[Data records]
.....

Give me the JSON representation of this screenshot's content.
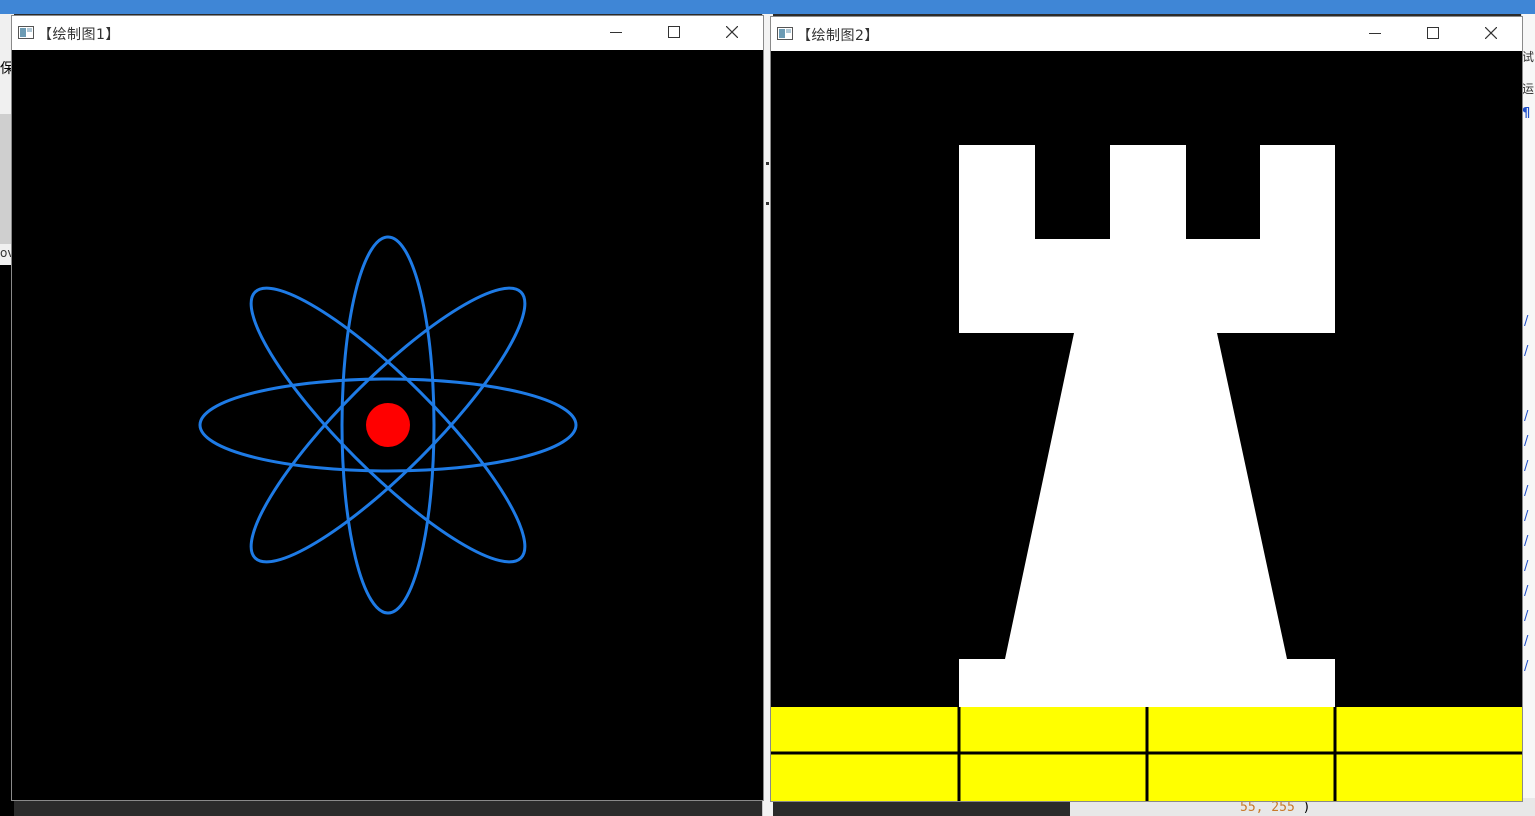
{
  "background": {
    "left_glyph": "保",
    "left_glyph2": "ov",
    "right_glyph1": "试",
    "right_glyph2": "运",
    "right_glyph3": "¶",
    "right_marks": [
      "/",
      "/",
      "/",
      "/",
      "/",
      "/",
      "/",
      "/",
      "/",
      "/",
      "/",
      "/",
      "/"
    ],
    "bottom_code_a": "55, 255 ",
    "bottom_code_b": ")"
  },
  "windows": [
    {
      "title": "【绘制图1】",
      "controls": {
        "minimize": "minimize-icon",
        "maximize": "maximize-icon",
        "close": "close-icon"
      },
      "drawing": {
        "kind": "atom",
        "orbit_color": "#1e7be6",
        "nucleus_color": "#ff0000",
        "background_color": "#000000",
        "orbit_angles_deg": [
          0,
          45,
          90,
          135
        ]
      }
    },
    {
      "title": "【绘制图2】",
      "controls": {
        "minimize": "minimize-icon",
        "maximize": "maximize-icon",
        "close": "close-icon"
      },
      "drawing": {
        "kind": "rook",
        "piece_color": "#ffffff",
        "floor_color": "#ffff00",
        "line_color": "#000000",
        "background_color": "#000000"
      }
    }
  ]
}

.....

## CHALLENGE
Reproduce each line word for word and drop the pictures.

## ANSWER TO THIS EXERCISE
Give me the JSON representation of this screenshot's content.
{
  "background": {
    "left_glyph": "保",
    "left_glyph2": "ov",
    "right_glyph1": "试",
    "right_glyph2": "运",
    "right_glyph3": "¶",
    "right_marks": [
      "/",
      "/",
      "/",
      "/",
      "/",
      "/",
      "/",
      "/",
      "/",
      "/",
      "/",
      "/",
      "/"
    ],
    "bottom_code_a": "55, 255 ",
    "bottom_code_b": ")"
  },
  "windows": [
    {
      "title": "【绘制图1】",
      "controls": {
        "minimize": "minimize-icon",
        "maximize": "maximize-icon",
        "close": "close-icon"
      },
      "drawing": {
        "kind": "atom",
        "orbit_color": "#1e7be6",
        "nucleus_color": "#ff0000",
        "background_color": "#000000",
        "orbit_angles_deg": [
          0,
          45,
          90,
          135
        ]
      }
    },
    {
      "title": "【绘制图2】",
      "controls": {
        "minimize": "minimize-icon",
        "maximize": "maximize-icon",
        "close": "close-icon"
      },
      "drawing": {
        "kind": "rook",
        "piece_color": "#ffffff",
        "floor_color": "#ffff00",
        "line_color": "#000000",
        "background_color": "#000000"
      }
    }
  ]
}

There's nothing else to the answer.